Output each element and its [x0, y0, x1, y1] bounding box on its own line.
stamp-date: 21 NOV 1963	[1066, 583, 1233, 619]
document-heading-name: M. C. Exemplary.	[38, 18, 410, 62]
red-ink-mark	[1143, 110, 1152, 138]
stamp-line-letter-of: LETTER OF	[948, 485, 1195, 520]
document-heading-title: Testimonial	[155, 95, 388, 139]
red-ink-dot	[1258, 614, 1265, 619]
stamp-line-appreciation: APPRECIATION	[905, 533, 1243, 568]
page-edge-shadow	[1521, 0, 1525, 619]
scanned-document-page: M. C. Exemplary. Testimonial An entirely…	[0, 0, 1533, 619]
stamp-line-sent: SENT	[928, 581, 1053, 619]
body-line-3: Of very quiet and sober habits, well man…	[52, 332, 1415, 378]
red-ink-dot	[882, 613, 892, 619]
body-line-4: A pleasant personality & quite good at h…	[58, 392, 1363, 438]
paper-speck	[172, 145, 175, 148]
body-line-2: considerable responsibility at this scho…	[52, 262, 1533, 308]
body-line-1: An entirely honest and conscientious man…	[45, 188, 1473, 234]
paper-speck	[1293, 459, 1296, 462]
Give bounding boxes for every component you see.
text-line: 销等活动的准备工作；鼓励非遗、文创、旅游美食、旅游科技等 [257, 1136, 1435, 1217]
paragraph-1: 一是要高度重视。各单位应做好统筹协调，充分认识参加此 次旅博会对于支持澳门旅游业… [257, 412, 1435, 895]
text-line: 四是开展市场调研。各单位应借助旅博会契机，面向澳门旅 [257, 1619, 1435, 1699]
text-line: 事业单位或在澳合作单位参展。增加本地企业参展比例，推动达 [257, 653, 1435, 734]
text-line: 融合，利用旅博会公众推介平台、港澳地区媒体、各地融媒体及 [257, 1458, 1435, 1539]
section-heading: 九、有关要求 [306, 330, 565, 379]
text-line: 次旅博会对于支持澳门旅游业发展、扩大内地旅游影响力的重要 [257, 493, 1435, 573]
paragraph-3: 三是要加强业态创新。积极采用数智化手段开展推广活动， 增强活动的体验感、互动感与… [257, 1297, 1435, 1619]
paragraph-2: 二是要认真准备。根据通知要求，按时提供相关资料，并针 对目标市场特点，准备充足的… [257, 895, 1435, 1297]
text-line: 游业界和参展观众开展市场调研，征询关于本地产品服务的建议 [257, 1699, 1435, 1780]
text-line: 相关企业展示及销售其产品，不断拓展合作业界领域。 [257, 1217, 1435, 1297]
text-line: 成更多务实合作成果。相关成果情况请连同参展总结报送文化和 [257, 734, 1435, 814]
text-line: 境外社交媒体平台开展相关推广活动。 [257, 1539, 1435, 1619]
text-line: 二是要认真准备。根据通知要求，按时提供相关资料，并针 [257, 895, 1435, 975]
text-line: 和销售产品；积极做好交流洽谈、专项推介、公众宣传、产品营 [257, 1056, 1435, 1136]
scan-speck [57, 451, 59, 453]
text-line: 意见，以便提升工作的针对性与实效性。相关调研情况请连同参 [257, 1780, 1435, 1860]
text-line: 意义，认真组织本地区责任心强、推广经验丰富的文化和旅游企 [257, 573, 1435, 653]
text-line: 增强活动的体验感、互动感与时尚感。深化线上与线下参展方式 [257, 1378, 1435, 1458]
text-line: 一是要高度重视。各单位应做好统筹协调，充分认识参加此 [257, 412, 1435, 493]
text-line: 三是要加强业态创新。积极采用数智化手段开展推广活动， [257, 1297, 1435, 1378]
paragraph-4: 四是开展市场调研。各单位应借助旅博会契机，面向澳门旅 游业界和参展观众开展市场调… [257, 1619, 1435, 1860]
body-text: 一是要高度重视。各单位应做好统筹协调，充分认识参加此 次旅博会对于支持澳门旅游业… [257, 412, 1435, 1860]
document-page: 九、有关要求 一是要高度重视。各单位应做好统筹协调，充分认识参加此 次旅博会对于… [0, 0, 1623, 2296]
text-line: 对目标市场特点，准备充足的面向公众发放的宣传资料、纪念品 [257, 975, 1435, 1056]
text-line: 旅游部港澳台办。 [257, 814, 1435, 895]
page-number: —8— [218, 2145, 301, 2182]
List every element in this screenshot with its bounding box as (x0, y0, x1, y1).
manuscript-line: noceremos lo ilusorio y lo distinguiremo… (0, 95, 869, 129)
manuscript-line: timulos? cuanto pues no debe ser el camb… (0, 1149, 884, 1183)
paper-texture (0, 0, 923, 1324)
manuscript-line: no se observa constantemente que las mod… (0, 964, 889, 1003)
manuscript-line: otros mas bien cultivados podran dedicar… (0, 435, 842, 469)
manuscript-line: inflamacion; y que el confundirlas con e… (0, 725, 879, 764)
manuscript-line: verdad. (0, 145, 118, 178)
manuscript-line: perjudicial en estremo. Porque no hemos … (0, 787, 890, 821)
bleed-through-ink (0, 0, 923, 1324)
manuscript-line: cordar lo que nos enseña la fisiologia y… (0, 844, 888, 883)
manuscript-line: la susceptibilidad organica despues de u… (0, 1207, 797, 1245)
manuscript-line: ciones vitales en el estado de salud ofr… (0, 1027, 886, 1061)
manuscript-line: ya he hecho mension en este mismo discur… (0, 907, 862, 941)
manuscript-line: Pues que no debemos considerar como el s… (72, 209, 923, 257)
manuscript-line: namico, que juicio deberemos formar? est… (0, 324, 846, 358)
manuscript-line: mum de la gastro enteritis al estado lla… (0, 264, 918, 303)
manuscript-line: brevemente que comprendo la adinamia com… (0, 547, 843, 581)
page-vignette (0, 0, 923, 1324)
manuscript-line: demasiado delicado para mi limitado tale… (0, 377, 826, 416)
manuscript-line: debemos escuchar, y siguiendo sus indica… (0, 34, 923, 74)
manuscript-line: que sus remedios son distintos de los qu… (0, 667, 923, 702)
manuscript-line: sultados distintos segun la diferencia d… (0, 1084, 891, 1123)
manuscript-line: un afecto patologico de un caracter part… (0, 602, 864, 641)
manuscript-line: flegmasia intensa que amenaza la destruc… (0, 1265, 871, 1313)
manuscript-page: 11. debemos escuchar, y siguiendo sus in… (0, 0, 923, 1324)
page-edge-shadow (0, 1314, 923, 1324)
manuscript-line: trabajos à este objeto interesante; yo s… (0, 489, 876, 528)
● ● ● ● ● ● ●
--- CHALLENGE ---
Can you output all the lines above as a Markdown table with a "Row" column numbering them and a "Line" column holding each line, leaving out any blank lines?

--- WRITTEN SOLUTION ---
| Row | Line |
|---|---|
| 1 | Output each element and its [x0, y0, x1, y1] bounding box on its own line. |
| 2 | stamp-date: 21 NOV 1963	[1066, 583, 1233, 619] |
| 3 | document-heading-name: M. C. Exemplary.	[38, 18, 410, 62] |
| 4 | red-ink-mark	[1143, 110, 1152, 138] |
| 5 | stamp-line-letter-of: LETTER OF	[948, 485, 1195, 520] |
| 6 | document-heading-title: Testimonial	[155, 95, 388, 139] |
| 7 | red-ink-dot	[1258, 614, 1265, 619] |
| 8 | stamp-line-appreciation: APPRECIATION	[905, 533, 1243, 568] |
| 9 | page-edge-shadow	[1521, 0, 1525, 619] |
| 10 | scanned-document-page: M. C. Exemplary. Testimonial An entirely…	[0, 0, 1533, 619] |
| 11 | stamp-line-sent: SENT	[928, 581, 1053, 619] |
| 12 | body-line-3: Of very quiet and sober habits, well man…	[52, 332, 1415, 378] |
| 13 | red-ink-dot	[882, 613, 892, 619] |
| 14 | body-line-4: A pleasant personality & quite good at h…	[58, 392, 1363, 438] |
| 15 | paper-speck	[172, 145, 175, 148] |
| 16 | body-line-2: considerable responsibility at this scho…	[52, 262, 1533, 308] |
| 17 | body-line-1: An entirely honest and conscientious man…	[45, 188, 1473, 234] |
| 18 | paper-speck	[1293, 459, 1296, 462] |
| 19 | Give bounding boxes for every component you see. |
| 20 | text-line: 销等活动的准备工作；鼓励非遗、文创、旅游美食、旅游科技等 [257, 1136, 1435, 1217] |
| 21 | paragraph-1: 一是要高度重视。各单位应做好统筹协调，充分认识参加此 次旅博会对于支持澳门旅游业… [257, 412, 1435, 895] |
| 22 | text-line: 四是开展市场调研。各单位应借助旅博会契机，面向澳门旅 [257, 1619, 1435, 1699] |
| 23 | text-line: 事业单位或在澳合作单位参展。增加本地企业参展比例，推动达 [257, 653, 1435, 734] |
| 24 | text-line: 融合，利用旅博会公众推介平台、港澳地区媒体、各地融媒体及 [257, 1458, 1435, 1539] |
| 25 | section-heading: 九、有关要求 [306, 330, 565, 379] |
| 26 | text-line: 次旅博会对于支持澳门旅游业发展、扩大内地旅游影响力的重要 [257, 493, 1435, 573] |
| 27 | paragraph-3: 三是要加强业态创新。积极采用数智化手段开展推广活动， 增强活动的体验感、互动感与… [257, 1297, 1435, 1619] |
| 28 | paragraph-2: 二是要认真准备。根据通知要求，按时提供相关资料，并针 对目标市场特点，准备充足的… [257, 895, 1435, 1297] |
| 29 | text-line: 游业界和参展观众开展市场调研，征询关于本地产品服务的建议 [257, 1699, 1435, 1780] |
| 30 | text-line: 相关企业展示及销售其产品，不断拓展合作业界领域。 [257, 1217, 1435, 1297] |
| 31 | text-line: 成更多务实合作成果。相关成果情况请连同参展总结报送文化和 [257, 734, 1435, 814] |
| 32 | text-line: 境外社交媒体平台开展相关推广活动。 [257, 1539, 1435, 1619] |
| 33 | text-line: 二是要认真准备。根据通知要求，按时提供相关资料，并针 [257, 895, 1435, 975] |
| 34 | text-line: 和销售产品；积极做好交流洽谈、专项推介、公众宣传、产品营 [257, 1056, 1435, 1136] |
| 35 | scan-speck [57, 451, 59, 453] |
| 36 | text-line: 意见，以便提升工作的针对性与实效性。相关调研情况请连同参 [257, 1780, 1435, 1860] |
| 37 | text-line: 意义，认真组织本地区责任心强、推广经验丰富的文化和旅游企 [257, 573, 1435, 653] |
| 38 | text-line: 增强活动的体验感、互动感与时尚感。深化线上与线下参展方式 [257, 1378, 1435, 1458] |
| 39 | text-line: 一是要高度重视。各单位应做好统筹协调，充分认识参加此 [257, 412, 1435, 493] |
| 40 | text-line: 三是要加强业态创新。积极采用数智化手段开展推广活动， [257, 1297, 1435, 1378] |
| 41 | paragraph-4: 四是开展市场调研。各单位应借助旅博会契机，面向澳门旅 游业界和参展观众开展市场调… [257, 1619, 1435, 1860] |
| 42 | body-text: 一是要高度重视。各单位应做好统筹协调，充分认识参加此 次旅博会对于支持澳门旅游业… [257, 412, 1435, 1860] |
| 43 | document-page: 九、有关要求 一是要高度重视。各单位应做好统筹协调，充分认识参加此 次旅博会对于… [0, 0, 1623, 2296] |
| 44 | text-line: 对目标市场特点，准备充足的面向公众发放的宣传资料、纪念品 [257, 975, 1435, 1056] |
| 45 | text-line: 旅游部港澳台办。 [257, 814, 1435, 895] |
| 46 | page-number: —8— [218, 2145, 301, 2182] |
| 47 | List every element in this screenshot with its bounding box as (x0, y0, x1, y1). |
| 48 | manuscript-line: noceremos lo ilusorio y lo distinguiremo… (0, 95, 869, 129) |
| 49 | manuscript-line: timulos? cuanto pues no debe ser el camb… (0, 1149, 884, 1183) |
| 50 | paper-texture (0, 0, 923, 1324) |
| 51 | manuscript-line: no se observa constantemente que las mod… (0, 964, 889, 1003) |
| 52 | manuscript-line: otros mas bien cultivados podran dedicar… (0, 435, 842, 469) |
| 53 | manuscript-line: inflamacion; y que el confundirlas con e… (0, 725, 879, 764) |
| 54 | manuscript-line: verdad. (0, 145, 118, 178) |
| 55 | manuscript-line: perjudicial en estremo. Porque no hemos … (0, 787, 890, 821) |
| 56 | bleed-through-ink (0, 0, 923, 1324) |
| 57 | manuscript-line: cordar lo que nos enseña la fisiologia y… (0, 844, 888, 883) |
| 58 | manuscript-line: la susceptibilidad organica despues de u… (0, 1207, 797, 1245) |
| 59 | manuscript-line: ciones vitales en el estado de salud ofr… (0, 1027, 886, 1061) |
| 60 | manuscript-line: ya he hecho mension en este mismo discur… (0, 907, 862, 941) |
| 61 | manuscript-line: Pues que no debemos considerar como el s… (72, 209, 923, 257) |
| 62 | manuscript-line: namico, que juicio deberemos formar? est… (0, 324, 846, 358) |
| 63 | manuscript-line: mum de la gastro enteritis al estado lla… (0, 264, 918, 303) |
| 64 | manuscript-line: brevemente que comprendo la adinamia com… (0, 547, 843, 581) |
| 65 | page-vignette (0, 0, 923, 1324) |
| 66 | manuscript-line: demasiado delicado para mi limitado tale… (0, 377, 826, 416) |
| 67 | manuscript-line: debemos escuchar, y siguiendo sus indica… (0, 34, 923, 74) |
| 68 | manuscript-line: que sus remedios son distintos de los qu… (0, 667, 923, 702) |
| 69 | manuscript-line: sultados distintos segun la diferencia d… (0, 1084, 891, 1123) |
| 70 | manuscript-line: un afecto patologico de un caracter part… (0, 602, 864, 641) |
| 71 | manuscript-line: flegmasia intensa que amenaza la destruc… (0, 1265, 871, 1313) |
| 72 | manuscript-page: 11. debemos escuchar, y siguiendo sus in… (0, 0, 923, 1324) |
| 73 | page-edge-shadow (0, 1314, 923, 1324) |
| 74 | manuscript-line: trabajos à este objeto interesante; yo s… (0, 489, 876, 528) |